___ Working data ___

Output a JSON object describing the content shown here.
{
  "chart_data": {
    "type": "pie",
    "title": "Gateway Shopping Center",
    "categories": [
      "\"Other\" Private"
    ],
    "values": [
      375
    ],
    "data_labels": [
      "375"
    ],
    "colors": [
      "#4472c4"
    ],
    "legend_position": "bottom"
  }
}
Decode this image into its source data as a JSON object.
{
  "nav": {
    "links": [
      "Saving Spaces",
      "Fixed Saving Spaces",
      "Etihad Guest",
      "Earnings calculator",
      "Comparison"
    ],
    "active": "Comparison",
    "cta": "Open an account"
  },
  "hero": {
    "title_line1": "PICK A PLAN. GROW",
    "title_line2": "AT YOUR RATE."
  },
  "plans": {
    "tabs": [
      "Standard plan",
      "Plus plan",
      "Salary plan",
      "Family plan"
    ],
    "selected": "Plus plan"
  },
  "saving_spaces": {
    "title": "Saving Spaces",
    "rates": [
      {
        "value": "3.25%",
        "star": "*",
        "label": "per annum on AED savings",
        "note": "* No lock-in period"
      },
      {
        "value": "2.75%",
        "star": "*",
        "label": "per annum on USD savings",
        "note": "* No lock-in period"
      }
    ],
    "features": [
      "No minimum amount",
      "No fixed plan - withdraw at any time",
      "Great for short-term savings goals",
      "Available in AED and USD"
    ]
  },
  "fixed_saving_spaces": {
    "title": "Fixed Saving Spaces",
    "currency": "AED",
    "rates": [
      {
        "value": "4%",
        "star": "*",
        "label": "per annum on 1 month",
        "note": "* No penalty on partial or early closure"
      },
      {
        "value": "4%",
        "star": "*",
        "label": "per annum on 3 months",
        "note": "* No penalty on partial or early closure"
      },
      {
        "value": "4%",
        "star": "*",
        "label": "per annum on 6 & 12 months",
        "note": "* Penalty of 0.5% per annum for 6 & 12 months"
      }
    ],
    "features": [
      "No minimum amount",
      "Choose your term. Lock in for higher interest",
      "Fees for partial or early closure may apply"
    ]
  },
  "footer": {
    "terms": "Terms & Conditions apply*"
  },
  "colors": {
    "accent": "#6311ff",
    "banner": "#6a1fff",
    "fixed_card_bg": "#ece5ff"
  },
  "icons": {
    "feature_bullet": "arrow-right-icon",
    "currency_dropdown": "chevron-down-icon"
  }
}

___

Repeat every entry exactly as written above.

= The reply =
Output a JSON object describing the content shown here.
{
  "chart_data": {
    "type": "pie",
    "title": "Gateway Shopping Center",
    "categories": [
      "\"Other\" Private"
    ],
    "values": [
      375
    ],
    "data_labels": [
      "375"
    ],
    "colors": [
      "#4472c4"
    ],
    "legend_position": "bottom"
  }
}
Decode this image into its source data as a JSON object.
{
  "nav": {
    "links": [
      "Saving Spaces",
      "Fixed Saving Spaces",
      "Etihad Guest",
      "Earnings calculator",
      "Comparison"
    ],
    "active": "Comparison",
    "cta": "Open an account"
  },
  "hero": {
    "title_line1": "PICK A PLAN. GROW",
    "title_line2": "AT YOUR RATE."
  },
  "plans": {
    "tabs": [
      "Standard plan",
      "Plus plan",
      "Salary plan",
      "Family plan"
    ],
    "selected": "Plus plan"
  },
  "saving_spaces": {
    "title": "Saving Spaces",
    "rates": [
      {
        "value": "3.25%",
        "star": "*",
        "label": "per annum on AED savings",
        "note": "* No lock-in period"
      },
      {
        "value": "2.75%",
        "star": "*",
        "label": "per annum on USD savings",
        "note": "* No lock-in period"
      }
    ],
    "features": [
      "No minimum amount",
      "No fixed plan - withdraw at any time",
      "Great for short-term savings goals",
      "Available in AED and USD"
    ]
  },
  "fixed_saving_spaces": {
    "title": "Fixed Saving Spaces",
    "currency": "AED",
    "rates": [
      {
        "value": "4%",
        "star": "*",
        "label": "per annum on 1 month",
        "note": "* No penalty on partial or early closure"
      },
      {
        "value": "4%",
        "star": "*",
        "label": "per annum on 3 months",
        "note": "* No penalty on partial or early closure"
      },
      {
        "value": "4%",
        "star": "*",
        "label": "per annum on 6 & 12 months",
        "note": "* Penalty of 0.5% per annum for 6 & 12 months"
      }
    ],
    "features": [
      "No minimum amount",
      "Choose your term. Lock in for higher interest",
      "Fees for partial or early closure may apply"
    ]
  },
  "footer": {
    "terms": "Terms & Conditions apply*"
  },
  "colors": {
    "accent": "#6311ff",
    "banner": "#6a1fff",
    "fixed_card_bg": "#ece5ff"
  },
  "icons": {
    "feature_bullet": "arrow-right-icon",
    "currency_dropdown": "chevron-down-icon"
  }
}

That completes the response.